> _WHAT YOU WILL DO_
From the article on .NET compilers below, reproduce the passage starting at "Let’s write some" and ending at "adding two constants.".

What kind of optimizations could we expect from the C# code-to-IL and the JIT compiler?
In this post, I would like to share a small, but a helpful example of how the .NET compilers can help us to archive the best performance. Also, we will get in touch with some essential tools.
It is important to say that this example was inspired by the fantastic book Writing high-performance .net applications.
The basics
When using .net, there are two different types of “compilation.” There are two compilers – Roslyn (if you are using C# and VB) and the JIT.
The first compilation occurs when we start the build process – from the source-code. It is different from what happens when using C++, for example. At this point, there is nothing “ready to run.”. The result of this process is a binary representation of our code expressed in an “Intermediate Language.”
The second compilation occurs when the program is executed. The JIT (Just In Time compiler), will generate the native code (from the IL) which is ready to run.
This approach is great. The JIT can generate the best native code as possible to the environment where your program needs to run. Also, it is easier to make it compatible.
Let’s write some code!
To make this process easier to understand, let start with a simple example. The following code calls a function two times. This function returns the result of adding two constants.
using System;
using System.Runtime.CompilerServices;
namespace UnderstandingJit
{
class Program
{
static void Main()
{
var a = TheAnswer();
var b = TheAnswer();
Console.WriteLine(a + b);
}
[MethodImpl(MethodImplOptions.NoInlining)]
static int TheAnswer()
=> 21 + 21;
}
}
The MethodImplOptions.NoInlining attribute instructs the JIT compiler to not perform an extremely common optimization. We will return to this later.
The resulting Intermediate Language
Like we know, the first compilation converts source code (in our case, C#), to an intermediate language.
The following code shows a text representation of this code. That representation was generated using the ILSpy tool.
.method private hidebysig static
void Main () cil managed
{
// Method begins at RVA 0x2050
// Code size 19 (0x13)
.maxstack 2
.entrypoint
.locals init (
[0] int32 b
)
IL_0000: call int32 UnderstandingJIT.Program::TheAnswer()
IL_0005: call int32 UnderstandingJIT.Program::TheAnswer()
IL_000a: stloc.0
IL_000b: ldloc.0
IL_000c: add
IL_000d: call void [mscorlib]System.Console::WriteLine(int32)

> _PROVIDED MATERIAL_
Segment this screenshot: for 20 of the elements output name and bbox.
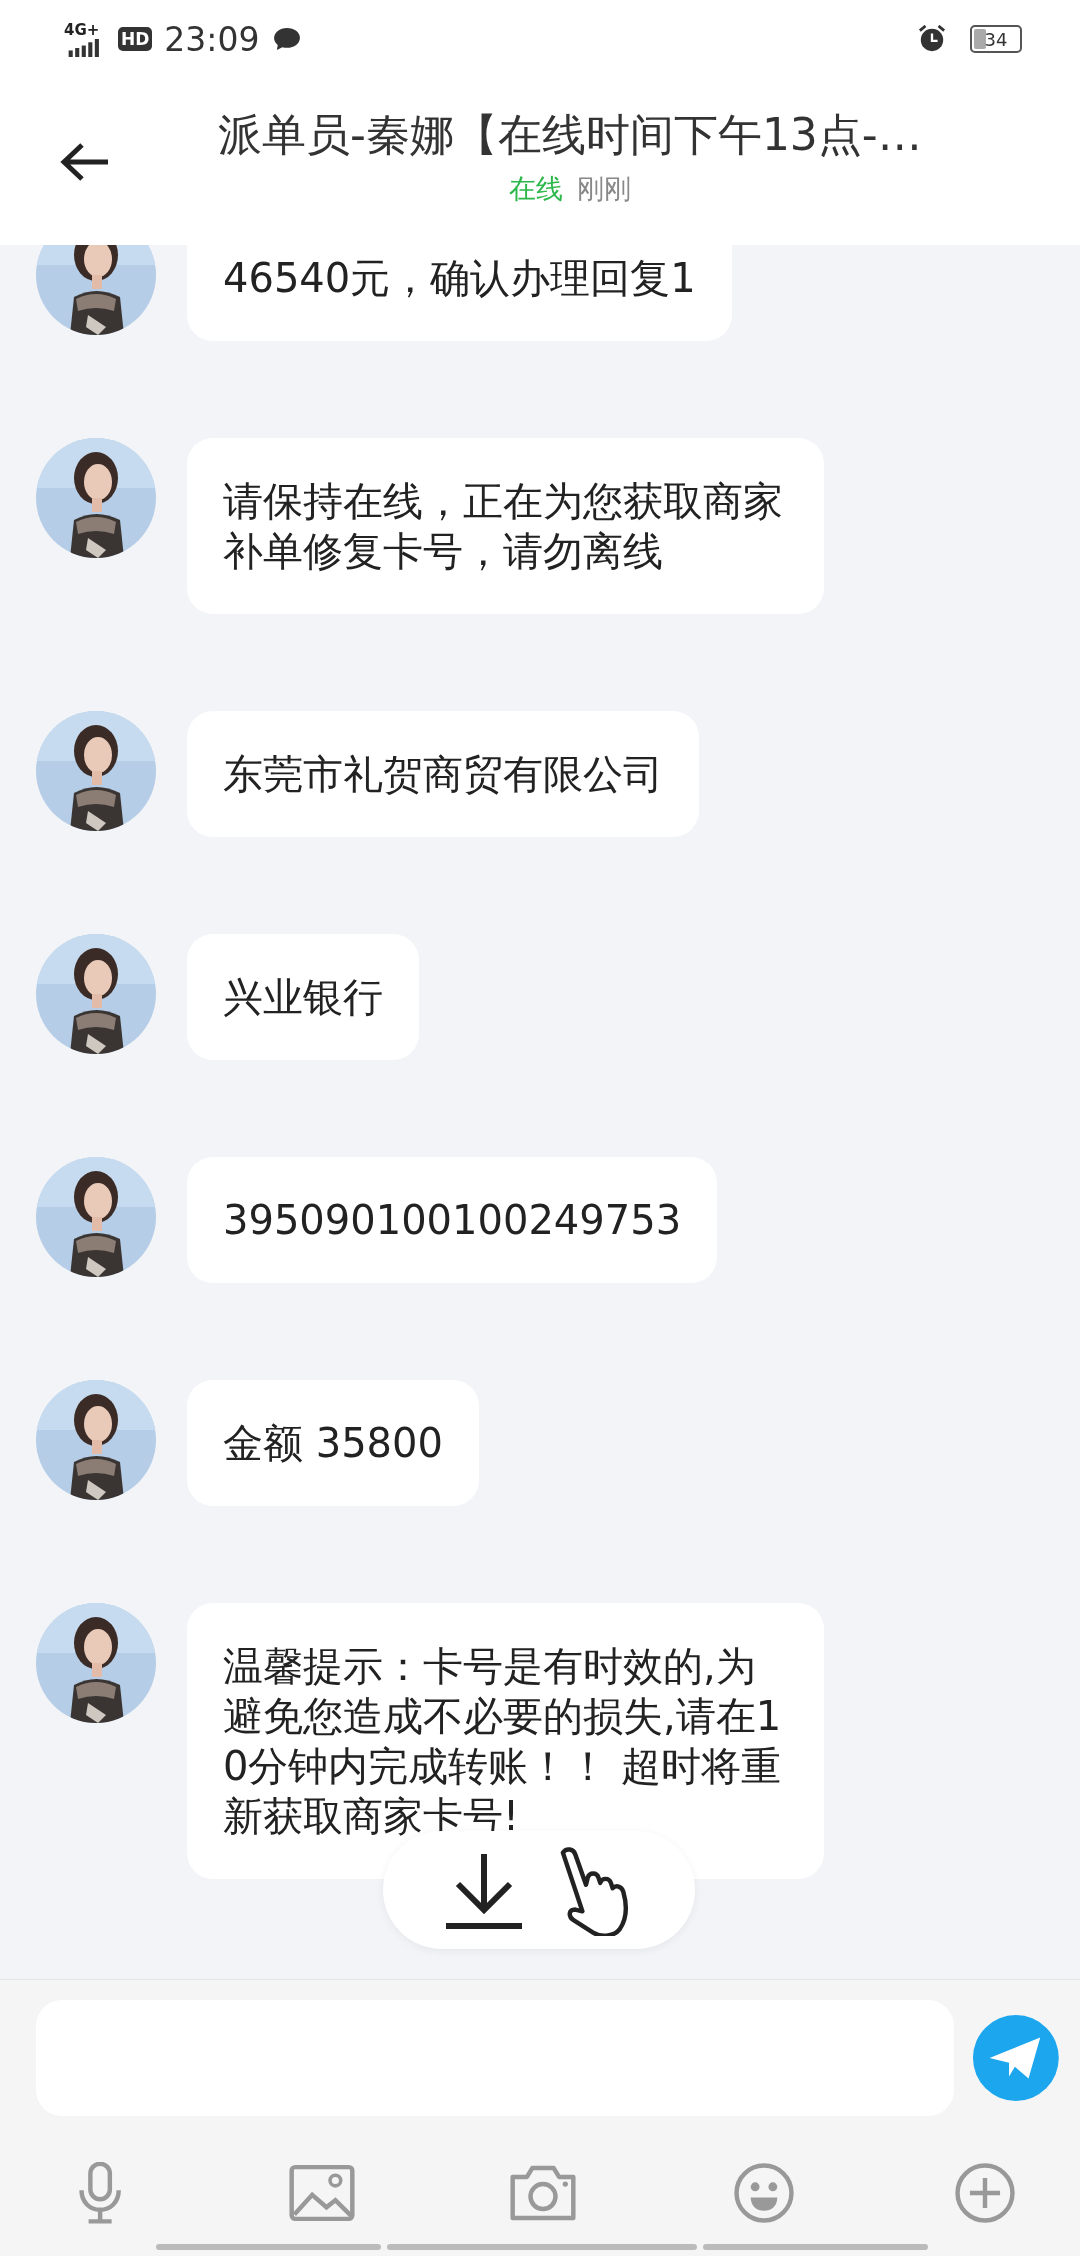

> _EXERCISE ANSWER_
Let’s write some code!
To make this process easier to understand, let start with a simple example. The following code calls a function two times. This function returns the result of adding two constants.